→ **Task directions**
From the entries below, copy every line where the string "Controladoras" appears.

→ **The records**
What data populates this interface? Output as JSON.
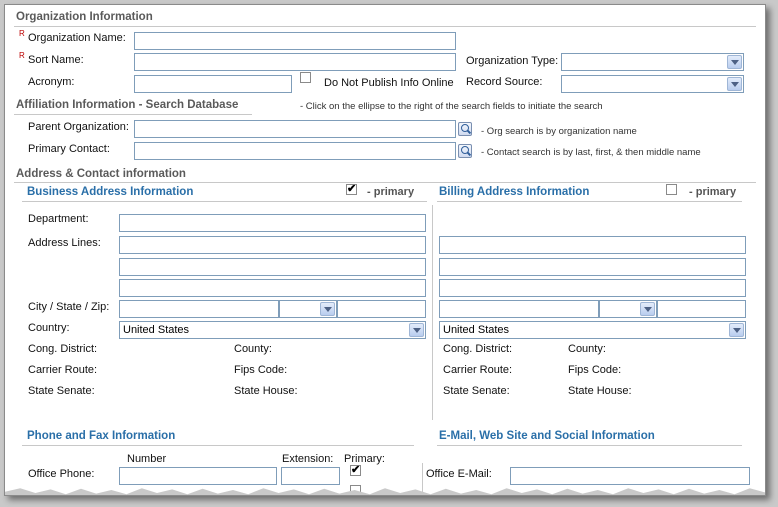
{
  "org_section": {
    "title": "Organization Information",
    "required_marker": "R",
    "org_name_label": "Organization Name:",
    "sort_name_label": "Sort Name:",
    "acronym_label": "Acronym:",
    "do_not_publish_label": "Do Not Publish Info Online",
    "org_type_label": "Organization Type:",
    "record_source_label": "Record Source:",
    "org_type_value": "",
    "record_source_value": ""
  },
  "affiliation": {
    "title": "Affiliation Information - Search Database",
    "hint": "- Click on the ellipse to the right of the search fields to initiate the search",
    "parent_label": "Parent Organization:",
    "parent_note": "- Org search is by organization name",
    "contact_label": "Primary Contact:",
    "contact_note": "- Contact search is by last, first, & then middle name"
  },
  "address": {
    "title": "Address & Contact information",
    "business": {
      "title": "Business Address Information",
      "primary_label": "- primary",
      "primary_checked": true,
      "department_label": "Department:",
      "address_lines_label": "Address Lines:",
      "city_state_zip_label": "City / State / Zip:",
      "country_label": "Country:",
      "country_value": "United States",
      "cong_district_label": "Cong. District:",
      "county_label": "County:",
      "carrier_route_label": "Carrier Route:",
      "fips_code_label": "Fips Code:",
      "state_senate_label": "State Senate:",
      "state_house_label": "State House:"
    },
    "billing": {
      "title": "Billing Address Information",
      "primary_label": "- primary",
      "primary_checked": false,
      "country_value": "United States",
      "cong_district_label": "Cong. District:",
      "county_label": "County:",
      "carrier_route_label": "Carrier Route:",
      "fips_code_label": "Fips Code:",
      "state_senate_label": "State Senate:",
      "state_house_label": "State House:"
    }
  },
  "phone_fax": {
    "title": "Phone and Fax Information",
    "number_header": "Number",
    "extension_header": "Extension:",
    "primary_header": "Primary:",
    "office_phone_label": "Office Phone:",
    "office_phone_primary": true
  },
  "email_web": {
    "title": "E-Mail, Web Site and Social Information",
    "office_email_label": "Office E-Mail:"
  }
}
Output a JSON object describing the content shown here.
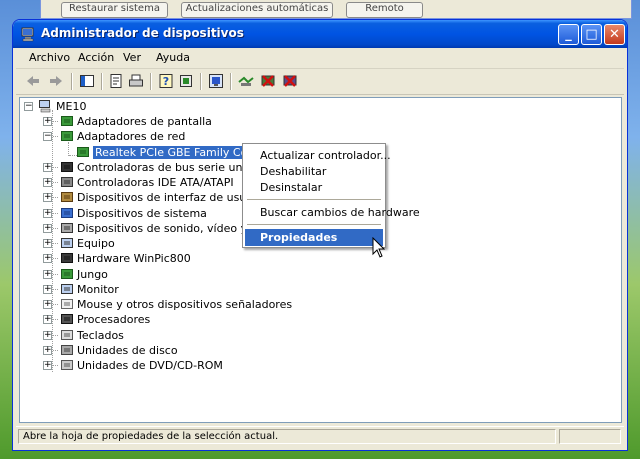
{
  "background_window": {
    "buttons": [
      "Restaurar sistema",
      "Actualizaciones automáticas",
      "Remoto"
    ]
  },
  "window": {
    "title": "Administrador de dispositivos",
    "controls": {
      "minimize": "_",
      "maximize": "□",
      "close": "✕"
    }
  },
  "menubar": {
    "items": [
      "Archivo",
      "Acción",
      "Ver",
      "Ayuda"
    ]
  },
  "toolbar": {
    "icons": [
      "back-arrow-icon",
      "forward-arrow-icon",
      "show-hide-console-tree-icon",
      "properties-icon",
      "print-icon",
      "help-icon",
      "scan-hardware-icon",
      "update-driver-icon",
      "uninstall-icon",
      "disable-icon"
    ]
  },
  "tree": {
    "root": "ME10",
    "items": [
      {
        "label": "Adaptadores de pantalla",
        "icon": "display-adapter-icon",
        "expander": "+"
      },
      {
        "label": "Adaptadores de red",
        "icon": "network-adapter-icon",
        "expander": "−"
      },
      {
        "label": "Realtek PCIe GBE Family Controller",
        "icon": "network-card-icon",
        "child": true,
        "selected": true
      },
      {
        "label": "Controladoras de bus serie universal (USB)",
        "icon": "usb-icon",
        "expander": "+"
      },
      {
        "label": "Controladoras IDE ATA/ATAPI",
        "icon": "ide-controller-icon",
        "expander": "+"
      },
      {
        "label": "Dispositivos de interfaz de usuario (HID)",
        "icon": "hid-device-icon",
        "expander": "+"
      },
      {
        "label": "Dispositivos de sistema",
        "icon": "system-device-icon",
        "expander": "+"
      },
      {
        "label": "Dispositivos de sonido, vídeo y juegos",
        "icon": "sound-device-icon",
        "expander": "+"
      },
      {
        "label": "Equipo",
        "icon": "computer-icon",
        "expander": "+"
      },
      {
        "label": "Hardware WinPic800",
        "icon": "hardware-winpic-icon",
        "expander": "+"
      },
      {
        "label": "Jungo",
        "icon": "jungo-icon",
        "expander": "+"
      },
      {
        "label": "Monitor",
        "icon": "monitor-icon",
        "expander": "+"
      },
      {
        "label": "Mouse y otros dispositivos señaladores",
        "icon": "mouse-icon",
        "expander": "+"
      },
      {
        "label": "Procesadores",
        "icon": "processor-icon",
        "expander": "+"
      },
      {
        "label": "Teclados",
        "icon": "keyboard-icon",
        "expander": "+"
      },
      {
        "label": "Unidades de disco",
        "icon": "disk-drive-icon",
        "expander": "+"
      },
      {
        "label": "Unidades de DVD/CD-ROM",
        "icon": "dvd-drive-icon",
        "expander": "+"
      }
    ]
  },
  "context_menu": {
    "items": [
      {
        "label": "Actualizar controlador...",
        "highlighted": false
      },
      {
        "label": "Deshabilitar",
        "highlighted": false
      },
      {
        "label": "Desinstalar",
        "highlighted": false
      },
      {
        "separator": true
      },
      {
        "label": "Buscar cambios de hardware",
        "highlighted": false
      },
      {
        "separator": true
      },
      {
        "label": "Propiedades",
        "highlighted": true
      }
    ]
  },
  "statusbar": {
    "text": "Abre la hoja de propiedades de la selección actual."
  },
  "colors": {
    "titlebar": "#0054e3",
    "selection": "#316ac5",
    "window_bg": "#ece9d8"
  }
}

→ **Solution**
        "label": "Controladoras de bus serie universal (USB)",
        "label": "Controladoras IDE ATA/ATAPI",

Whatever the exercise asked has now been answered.